• SHORT EXERCISE: Pictures do not belong in the copy, so please give every entry below again exactly.

════

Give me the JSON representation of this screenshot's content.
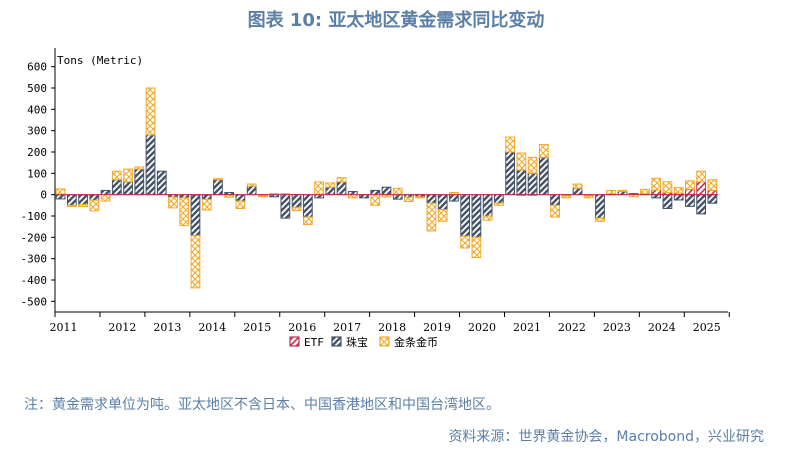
{
  "title": "图表 10: 亚太地区黄金需求同比变动",
  "note": "注：黄金需求单位为吨。亚太地区不含日本、中国香港地区和中国台湾地区。",
  "source": "资料来源：世界黄金协会，Macrobond，兴业研究",
  "chart_data": {
    "type": "bar",
    "stacked": true,
    "unit_label": "Tons (Metric)",
    "ylim": [
      -550,
      650
    ],
    "yticks": [
      600,
      500,
      400,
      300,
      200,
      100,
      0,
      -100,
      -200,
      -300,
      -400,
      -500
    ],
    "x_labels": [
      "2011",
      "2012",
      "2013",
      "2014",
      "2015",
      "2016",
      "2017",
      "2018",
      "2019",
      "2020",
      "2021",
      "2022",
      "2023",
      "2024",
      "2025"
    ],
    "grid": false,
    "legend_position": "bottom",
    "series": [
      {
        "name": "ETF",
        "color": "#c0304a",
        "values": [
          2,
          0,
          -1,
          -1,
          0,
          0,
          0,
          0,
          0,
          0,
          0,
          0,
          -2,
          -2,
          0,
          -2,
          0,
          0,
          0,
          0,
          0,
          1,
          0,
          0,
          0,
          0,
          0,
          0,
          0,
          -1,
          -1,
          0,
          1,
          0,
          0,
          0,
          0,
          0,
          0,
          0,
          0,
          -1,
          -2,
          0,
          0,
          0,
          0,
          0,
          0,
          0,
          0,
          0,
          0,
          22,
          10,
          8,
          25,
          60,
          20
        ]
      },
      {
        "name": "珠宝",
        "color": "#44546a",
        "values": [
          -20,
          -50,
          -45,
          -25,
          20,
          70,
          60,
          120,
          280,
          110,
          -12,
          -15,
          -190,
          -20,
          70,
          10,
          -30,
          40,
          -5,
          -10,
          -110,
          -60,
          -105,
          -15,
          35,
          60,
          15,
          -15,
          20,
          35,
          -20,
          -12,
          -10,
          -40,
          -70,
          -30,
          -195,
          -200,
          -100,
          -40,
          200,
          115,
          100,
          175,
          -50,
          -5,
          30,
          -5,
          -110,
          5,
          15,
          5,
          5,
          -15,
          -65,
          -25,
          -55,
          -90,
          -40,
          -70
        ]
      },
      {
        "name": "金条金币",
        "color": "#f4a92a",
        "values": [
          25,
          -5,
          -10,
          -50,
          -30,
          40,
          60,
          10,
          220,
          0,
          -50,
          -130,
          -245,
          -50,
          5,
          -10,
          -35,
          10,
          -5,
          5,
          5,
          -15,
          -35,
          60,
          20,
          20,
          -15,
          0,
          -50,
          -10,
          30,
          -20,
          -5,
          -130,
          -55,
          10,
          -55,
          -95,
          -20,
          -10,
          70,
          80,
          75,
          60,
          -55,
          -10,
          20,
          -10,
          -15,
          15,
          5,
          -10,
          20,
          55,
          50,
          25,
          40,
          50,
          50,
          50
        ]
      }
    ]
  }
}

════

• REPLY:
Give me the JSON representation of this screenshot's content.
{
  "title": "图表 10: 亚太地区黄金需求同比变动",
  "note": "注：黄金需求单位为吨。亚太地区不含日本、中国香港地区和中国台湾地区。",
  "source": "资料来源：世界黄金协会，Macrobond，兴业研究",
  "chart_data": {
    "type": "bar",
    "stacked": true,
    "unit_label": "Tons (Metric)",
    "ylim": [
      -550,
      650
    ],
    "yticks": [
      600,
      500,
      400,
      300,
      200,
      100,
      0,
      -100,
      -200,
      -300,
      -400,
      -500
    ],
    "x_labels": [
      "2011",
      "2012",
      "2013",
      "2014",
      "2015",
      "2016",
      "2017",
      "2018",
      "2019",
      "2020",
      "2021",
      "2022",
      "2023",
      "2024",
      "2025"
    ],
    "grid": false,
    "legend_position": "bottom",
    "series": [
      {
        "name": "ETF",
        "color": "#c0304a",
        "values": [
          2,
          0,
          -1,
          -1,
          0,
          0,
          0,
          0,
          0,
          0,
          0,
          0,
          -2,
          -2,
          0,
          -2,
          0,
          0,
          0,
          0,
          0,
          1,
          0,
          0,
          0,
          0,
          0,
          0,
          0,
          -1,
          -1,
          0,
          1,
          0,
          0,
          0,
          0,
          0,
          0,
          0,
          0,
          -1,
          -2,
          0,
          0,
          0,
          0,
          0,
          0,
          0,
          0,
          0,
          0,
          22,
          10,
          8,
          25,
          60,
          20
        ]
      },
      {
        "name": "珠宝",
        "color": "#44546a",
        "values": [
          -20,
          -50,
          -45,
          -25,
          20,
          70,
          60,
          120,
          280,
          110,
          -12,
          -15,
          -190,
          -20,
          70,
          10,
          -30,
          40,
          -5,
          -10,
          -110,
          -60,
          -105,
          -15,
          35,
          60,
          15,
          -15,
          20,
          35,
          -20,
          -12,
          -10,
          -40,
          -70,
          -30,
          -195,
          -200,
          -100,
          -40,
          200,
          115,
          100,
          175,
          -50,
          -5,
          30,
          -5,
          -110,
          5,
          15,
          5,
          5,
          -15,
          -65,
          -25,
          -55,
          -90,
          -40,
          -70
        ]
      },
      {
        "name": "金条金币",
        "color": "#f4a92a",
        "values": [
          25,
          -5,
          -10,
          -50,
          -30,
          40,
          60,
          10,
          220,
          0,
          -50,
          -130,
          -245,
          -50,
          5,
          -10,
          -35,
          10,
          -5,
          5,
          5,
          -15,
          -35,
          60,
          20,
          20,
          -15,
          0,
          -50,
          -10,
          30,
          -20,
          -5,
          -130,
          -55,
          10,
          -55,
          -95,
          -20,
          -10,
          70,
          80,
          75,
          60,
          -55,
          -10,
          20,
          -10,
          -15,
          15,
          5,
          -10,
          20,
          55,
          50,
          25,
          40,
          50,
          50,
          50
        ]
      }
    ]
  }
}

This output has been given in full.